文本块:
当前位置:   article > 正文

(13-3-02)服装推荐系统:数据集处理——数据清洗_推荐系统coat数据集

推荐系统coat数据集

12.5.2  数据清洗

在经过前面的初步分析之后,可能会发现数据集中存在噪声、缺失值、异常值等问题。为了确保数据的质量和一致性,你需要进行数据清洗。编写文件data_cleaning.ipynb实现数据清洗功能,具体实现流程如下所示。

1加载数据集文件,使用给定的文件路径配置信息构建完整的文件路径,以便后续对相应文件进行读取和处理操作。对应的实现代码如下所示:

  1. categorical_column = lambda x: ('NONE' if pd.isna(x) or len(x) == 0 else 'NONE' if x =='None' else x)
  2. df_customer = pd.read_csv(CUSTOMER_MASTER_TABLE,
  3. converters =
  4. {
  5. 'fashion_news_frequency': categorical_column
  6. },
  7. usecols = ['customer_id', 'FN', 'Active', 'club_member_status','fashion_news_frequency', 'age'],
  8. dtype =
  9. {
  10. 'club_member_status': 'category'
  11. }
  12. )
  13. df_customer.FN.fillna(0, inplace = True)
  14. df_customer.FN = df_customer.FN.astype(bool)
  15. df_customer.Active.fillna(0, inplace = True)
  16. df_customer.Active = df_customer.Active.astype(bool)
  17. df_customer.rename(columns = {'FN':'subscribe_fashion_newsletter','Active':'active'}, inplace = True)
  18. df_customer['fashion_news_frequency'] = df_customer['fashion_news_frequency'].astype('category')
  19. df_customer.customer_id = df_customer.customer_id.apply(lambda x: int(x[-16:],16) ).astype('int64')
  20. df_customer.head()

2读取名为CUSTOMER_MASTER_TABLE的CSV文件,并将特定列进行数据类型转换、重命名和填充缺失值。最后,打印输出df_customer的前几行数据。对应的实现代码如下所示:

  1. categorical_column = lambda x: ('NONE' if pd.isna(x) or len(x) == 0 else 'NONE' if x =='None' else x)

已知数据:

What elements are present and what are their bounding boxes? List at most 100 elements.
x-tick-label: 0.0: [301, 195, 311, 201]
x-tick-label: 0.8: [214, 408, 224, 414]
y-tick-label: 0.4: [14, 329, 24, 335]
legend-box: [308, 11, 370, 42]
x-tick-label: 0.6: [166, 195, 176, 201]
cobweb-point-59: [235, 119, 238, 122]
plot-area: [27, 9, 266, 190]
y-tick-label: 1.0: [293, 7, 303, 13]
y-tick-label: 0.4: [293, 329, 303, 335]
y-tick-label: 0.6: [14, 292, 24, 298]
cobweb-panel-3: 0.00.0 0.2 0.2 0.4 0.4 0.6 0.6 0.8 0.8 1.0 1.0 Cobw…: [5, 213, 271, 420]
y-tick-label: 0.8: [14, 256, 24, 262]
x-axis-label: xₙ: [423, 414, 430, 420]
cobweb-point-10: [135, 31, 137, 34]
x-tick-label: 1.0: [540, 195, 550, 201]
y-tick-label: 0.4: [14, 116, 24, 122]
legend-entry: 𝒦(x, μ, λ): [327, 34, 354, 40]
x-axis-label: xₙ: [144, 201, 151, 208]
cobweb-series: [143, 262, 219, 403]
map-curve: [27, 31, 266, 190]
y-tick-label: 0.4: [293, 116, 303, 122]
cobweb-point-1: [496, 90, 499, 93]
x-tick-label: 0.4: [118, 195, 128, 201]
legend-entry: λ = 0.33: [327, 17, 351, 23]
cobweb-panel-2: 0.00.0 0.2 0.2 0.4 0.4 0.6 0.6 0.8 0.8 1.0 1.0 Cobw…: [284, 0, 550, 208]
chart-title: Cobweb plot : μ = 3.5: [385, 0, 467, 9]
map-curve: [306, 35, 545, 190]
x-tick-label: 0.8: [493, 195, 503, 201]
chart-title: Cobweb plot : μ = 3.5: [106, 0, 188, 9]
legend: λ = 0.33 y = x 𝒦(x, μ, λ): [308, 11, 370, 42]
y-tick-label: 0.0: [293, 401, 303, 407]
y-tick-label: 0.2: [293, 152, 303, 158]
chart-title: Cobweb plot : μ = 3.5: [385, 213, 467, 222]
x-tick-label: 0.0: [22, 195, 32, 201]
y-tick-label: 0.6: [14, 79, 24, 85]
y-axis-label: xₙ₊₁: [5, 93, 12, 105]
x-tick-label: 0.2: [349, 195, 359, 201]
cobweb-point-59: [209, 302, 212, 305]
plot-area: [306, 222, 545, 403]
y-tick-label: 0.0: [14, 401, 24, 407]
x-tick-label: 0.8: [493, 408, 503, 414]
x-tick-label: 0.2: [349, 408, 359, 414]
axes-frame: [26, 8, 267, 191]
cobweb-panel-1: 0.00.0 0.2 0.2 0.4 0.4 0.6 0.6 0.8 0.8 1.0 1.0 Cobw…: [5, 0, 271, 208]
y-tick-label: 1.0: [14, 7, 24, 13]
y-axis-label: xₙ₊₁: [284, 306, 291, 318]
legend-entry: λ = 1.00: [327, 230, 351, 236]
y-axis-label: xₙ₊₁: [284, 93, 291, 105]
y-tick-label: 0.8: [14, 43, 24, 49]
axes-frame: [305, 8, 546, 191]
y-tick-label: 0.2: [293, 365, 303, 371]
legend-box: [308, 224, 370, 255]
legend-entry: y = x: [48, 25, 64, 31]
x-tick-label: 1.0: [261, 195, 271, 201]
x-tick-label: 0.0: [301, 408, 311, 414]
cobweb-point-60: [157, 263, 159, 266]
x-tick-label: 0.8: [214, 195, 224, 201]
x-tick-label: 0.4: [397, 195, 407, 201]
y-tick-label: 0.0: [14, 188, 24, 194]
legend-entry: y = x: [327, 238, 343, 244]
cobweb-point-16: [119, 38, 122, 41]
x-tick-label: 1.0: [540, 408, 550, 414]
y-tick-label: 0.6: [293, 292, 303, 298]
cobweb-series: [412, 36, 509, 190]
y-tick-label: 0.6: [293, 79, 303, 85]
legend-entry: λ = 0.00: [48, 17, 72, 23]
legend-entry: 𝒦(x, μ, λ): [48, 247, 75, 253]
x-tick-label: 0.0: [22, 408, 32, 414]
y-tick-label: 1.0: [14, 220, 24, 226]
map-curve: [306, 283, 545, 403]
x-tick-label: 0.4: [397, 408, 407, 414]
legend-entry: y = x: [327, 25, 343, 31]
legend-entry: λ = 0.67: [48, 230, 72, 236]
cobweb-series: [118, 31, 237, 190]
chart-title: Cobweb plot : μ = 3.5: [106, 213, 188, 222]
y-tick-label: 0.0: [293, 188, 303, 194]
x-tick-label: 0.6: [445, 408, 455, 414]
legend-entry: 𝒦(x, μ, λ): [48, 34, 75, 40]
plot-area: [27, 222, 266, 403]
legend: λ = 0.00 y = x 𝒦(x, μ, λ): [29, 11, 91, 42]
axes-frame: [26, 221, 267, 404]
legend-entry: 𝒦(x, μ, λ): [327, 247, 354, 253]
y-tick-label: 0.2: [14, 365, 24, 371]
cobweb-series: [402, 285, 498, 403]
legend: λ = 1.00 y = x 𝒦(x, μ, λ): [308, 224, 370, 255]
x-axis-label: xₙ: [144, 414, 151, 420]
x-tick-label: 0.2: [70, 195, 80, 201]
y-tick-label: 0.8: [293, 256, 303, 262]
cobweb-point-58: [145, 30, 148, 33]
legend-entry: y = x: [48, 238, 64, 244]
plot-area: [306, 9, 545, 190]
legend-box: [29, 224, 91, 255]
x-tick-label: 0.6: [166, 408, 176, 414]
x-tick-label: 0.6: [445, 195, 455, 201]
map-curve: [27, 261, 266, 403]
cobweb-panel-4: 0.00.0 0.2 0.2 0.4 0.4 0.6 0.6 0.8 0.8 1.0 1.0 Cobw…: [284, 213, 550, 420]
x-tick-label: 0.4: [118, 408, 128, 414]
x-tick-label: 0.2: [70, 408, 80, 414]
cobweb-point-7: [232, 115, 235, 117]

任务说明: 按照这篇讲数据清洗的文本,为什么要进行数据清洗?请用一到三句话回答。

完整答案: 经过前面的初步分析后,可能会发现数据集中存在噪声、缺失值、异常值等问题。进行数据清洗是为了确保数据的质量和一致性。